Sebut Merusak Generasi, Anggota DPRD Kolaka Minta Boti Dicoret dari Parade Gerak Jalan HUT RI
Deliksultra.com, Kolaka — Persiapan peringatan HUT ke-81 RI di Kabupaten Kolaka diwarnai desakan dari pihak legislatif.
Anggota DPRD Kolaka dari Fraksi PKS, Bahana Alam Sultan, meminta Pemerintah Kabupaten Kolaka lebih selektif menyaring peserta parade gerak jalan.
Sikap tersebut disampaikan Bahana saat rapat resmi bersama Pemkab Kolaka pada Selasa (4/8/2026). Di hadapan Sekretaris Daerah (Sekda), ia secara terbuka meminta agar kelompok yang biasa disapa “Boti” tidak dilibatkan dalam kegiatan tersebut.
”Kita berharap pimpinan, Pak Sekda, agar kegiatan 17 Agustus ini, kami meminta agar boti-boti itu tidak diikutkan dalam perayaan gerak jalan,” Tegas Bahana dalam video yang beredar.
---+---
- **Daftar Tugas**:
**a.** Salin tanpa perubahan bagian berita tentang Boti dan parade gerak jalan Kolaka dari "Anggota DPRD Kolaka dari" sampai "dalam kegiatan tersebut.".
**b.** Tentukan apakah pernyataan berikut sesuai dengan berita tentang Boti dan parade gerak jalan Kolaka: (i) Bahana Alam Sultan adalah anggota DPRD Kolaka dari Fraksi PKS; (ii) permintaan itu disampaikan di hadapan Bupati Kolaka; (iii) kegiatan yang sedang dipersiapkan adalah peringatan HUT ke-81 RI. Jawab ya atau tidak untuk tiap pernyataan, disertai kutipan persis kata-kata penentunya.
**c.** Teruskan berita tentang Boti dan parade gerak jalan Kolaka, dimulai tepat setelah kalimat terakhirnya.
Baris-baris data ini diambil dari sumber yang berbeda.
---+---
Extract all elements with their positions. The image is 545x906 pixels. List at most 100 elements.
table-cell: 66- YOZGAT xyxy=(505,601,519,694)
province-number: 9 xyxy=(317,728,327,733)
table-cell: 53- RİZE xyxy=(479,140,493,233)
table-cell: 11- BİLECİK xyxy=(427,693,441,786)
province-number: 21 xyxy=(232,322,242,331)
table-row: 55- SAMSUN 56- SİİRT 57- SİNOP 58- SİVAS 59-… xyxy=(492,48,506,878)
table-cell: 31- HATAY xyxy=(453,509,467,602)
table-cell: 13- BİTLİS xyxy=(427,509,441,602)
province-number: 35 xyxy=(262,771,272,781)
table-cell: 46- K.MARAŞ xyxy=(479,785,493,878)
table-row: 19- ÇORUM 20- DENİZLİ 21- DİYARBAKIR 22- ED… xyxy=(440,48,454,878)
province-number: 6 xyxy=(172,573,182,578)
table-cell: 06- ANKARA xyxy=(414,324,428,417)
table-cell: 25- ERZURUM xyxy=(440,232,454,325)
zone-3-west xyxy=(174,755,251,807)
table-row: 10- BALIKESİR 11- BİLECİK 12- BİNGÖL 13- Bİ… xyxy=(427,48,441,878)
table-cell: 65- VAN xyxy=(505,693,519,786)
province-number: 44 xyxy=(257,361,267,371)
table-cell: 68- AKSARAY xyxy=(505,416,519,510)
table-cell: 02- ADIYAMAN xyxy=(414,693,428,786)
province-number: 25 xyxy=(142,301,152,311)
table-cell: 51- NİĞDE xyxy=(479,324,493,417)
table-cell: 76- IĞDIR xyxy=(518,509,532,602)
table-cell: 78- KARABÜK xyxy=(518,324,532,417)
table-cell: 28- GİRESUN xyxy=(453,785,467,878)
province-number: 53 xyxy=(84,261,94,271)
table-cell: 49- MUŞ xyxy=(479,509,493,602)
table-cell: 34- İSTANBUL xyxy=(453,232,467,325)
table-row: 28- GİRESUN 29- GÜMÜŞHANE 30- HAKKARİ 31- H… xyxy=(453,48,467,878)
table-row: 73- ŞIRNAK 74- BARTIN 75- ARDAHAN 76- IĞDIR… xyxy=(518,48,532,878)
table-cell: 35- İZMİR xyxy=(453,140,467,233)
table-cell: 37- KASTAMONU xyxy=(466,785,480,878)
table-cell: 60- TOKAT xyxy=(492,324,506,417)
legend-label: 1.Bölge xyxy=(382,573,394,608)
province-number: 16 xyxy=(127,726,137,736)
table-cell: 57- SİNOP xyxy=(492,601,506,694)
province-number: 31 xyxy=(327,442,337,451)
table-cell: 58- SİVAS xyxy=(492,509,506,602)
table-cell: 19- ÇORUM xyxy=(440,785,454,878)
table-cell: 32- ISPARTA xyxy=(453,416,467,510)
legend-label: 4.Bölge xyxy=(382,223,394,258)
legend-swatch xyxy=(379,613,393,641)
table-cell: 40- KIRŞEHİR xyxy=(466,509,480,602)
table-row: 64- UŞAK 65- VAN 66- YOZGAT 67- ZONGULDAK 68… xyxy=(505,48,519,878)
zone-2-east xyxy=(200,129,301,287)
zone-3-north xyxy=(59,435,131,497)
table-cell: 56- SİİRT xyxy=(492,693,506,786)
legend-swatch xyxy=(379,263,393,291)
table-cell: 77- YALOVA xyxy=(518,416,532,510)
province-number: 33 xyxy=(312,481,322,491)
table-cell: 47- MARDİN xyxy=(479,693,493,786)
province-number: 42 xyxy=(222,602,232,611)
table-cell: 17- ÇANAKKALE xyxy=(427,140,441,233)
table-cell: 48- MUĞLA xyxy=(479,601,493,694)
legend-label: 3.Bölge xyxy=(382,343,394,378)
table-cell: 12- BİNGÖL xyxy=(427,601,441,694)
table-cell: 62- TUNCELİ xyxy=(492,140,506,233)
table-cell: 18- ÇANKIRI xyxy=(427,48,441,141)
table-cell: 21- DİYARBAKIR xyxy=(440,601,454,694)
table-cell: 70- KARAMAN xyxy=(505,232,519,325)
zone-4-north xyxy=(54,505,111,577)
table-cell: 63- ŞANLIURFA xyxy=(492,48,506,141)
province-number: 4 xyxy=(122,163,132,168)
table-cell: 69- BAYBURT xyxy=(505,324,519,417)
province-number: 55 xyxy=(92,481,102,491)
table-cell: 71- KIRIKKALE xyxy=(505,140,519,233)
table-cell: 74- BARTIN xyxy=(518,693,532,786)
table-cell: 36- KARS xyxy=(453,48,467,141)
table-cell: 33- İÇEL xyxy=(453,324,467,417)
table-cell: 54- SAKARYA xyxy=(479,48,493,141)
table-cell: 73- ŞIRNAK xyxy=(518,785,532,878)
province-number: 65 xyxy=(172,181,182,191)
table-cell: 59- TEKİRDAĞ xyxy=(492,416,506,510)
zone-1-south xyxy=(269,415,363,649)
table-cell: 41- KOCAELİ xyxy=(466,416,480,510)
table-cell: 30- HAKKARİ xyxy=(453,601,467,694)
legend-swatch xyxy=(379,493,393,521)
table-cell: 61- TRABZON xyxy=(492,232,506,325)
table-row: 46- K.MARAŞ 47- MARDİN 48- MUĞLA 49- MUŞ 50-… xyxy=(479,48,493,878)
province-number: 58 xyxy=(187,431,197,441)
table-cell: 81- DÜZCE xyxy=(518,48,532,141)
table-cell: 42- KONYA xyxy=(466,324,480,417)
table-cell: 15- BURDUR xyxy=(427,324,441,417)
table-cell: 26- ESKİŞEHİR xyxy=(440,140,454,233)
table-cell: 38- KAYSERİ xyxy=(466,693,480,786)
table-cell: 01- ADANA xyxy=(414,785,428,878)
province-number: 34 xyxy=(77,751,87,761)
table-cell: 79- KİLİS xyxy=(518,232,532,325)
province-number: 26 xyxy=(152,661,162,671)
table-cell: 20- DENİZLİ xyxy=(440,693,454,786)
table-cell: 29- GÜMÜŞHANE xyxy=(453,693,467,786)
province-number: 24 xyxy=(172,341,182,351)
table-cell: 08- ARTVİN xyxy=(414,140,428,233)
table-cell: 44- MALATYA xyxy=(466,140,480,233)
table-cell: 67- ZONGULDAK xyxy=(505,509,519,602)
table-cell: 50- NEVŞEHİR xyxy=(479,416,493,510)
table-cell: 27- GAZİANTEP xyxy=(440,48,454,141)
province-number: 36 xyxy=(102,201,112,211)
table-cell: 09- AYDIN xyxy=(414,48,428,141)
---+---
- **Jawaban per Nomor**:
**a.**
Anggota DPRD Kolaka dari Fraksi PKS, Bahana Alam Sultan, meminta Pemerintah Kabupaten Kolaka lebih selektif menyaring peserta parade gerak jalan.
Sikap tersebut disampaikan Bahana saat rapat resmi bersama Pemkab Kolaka pada Selasa (4/8/2026). Di hadapan Sekretaris Daerah (Sekda), ia secara terbuka meminta agar kelompok yang biasa disapa “Boti” tidak dilibatkan dalam kegiatan tersebut.

**b.**
(i) Ya: "Anggota DPRD Kolaka dari Fraksi PKS, Bahana Alam Sultan".
(ii) Tidak: "Di hadapan Sekretaris Daerah (Sekda)".
(iii) Ya: "Persiapan peringatan HUT ke-81 RI".

**c.**
Langkah ini diambil setelah Bahana menerima maraknya aspirasi warga yang khawatir atas dampak sosial dari keterlibatan kelompok tersebut.
Mengingat parade gerak jalan disaksikan secara masif oleh anak-anak dan remaja, ia menilai pemerintah daerah perlu menjaga aspek keteladanan di ruang publik.
”Kenapa? Karena ini sangat merusak generasi kita. Pemerintah harus tegas,” ujarnya.
Bahana menegaskan bahwa penyampaian keresahan masyarakat ini merupakan bagian dari tugasnya sebagai wakil rakyat, agar menjadi pertimbangan Pemkab Kolaka dalam menjaga nilai-nilai edukatif selama perayaan kemerdekaan.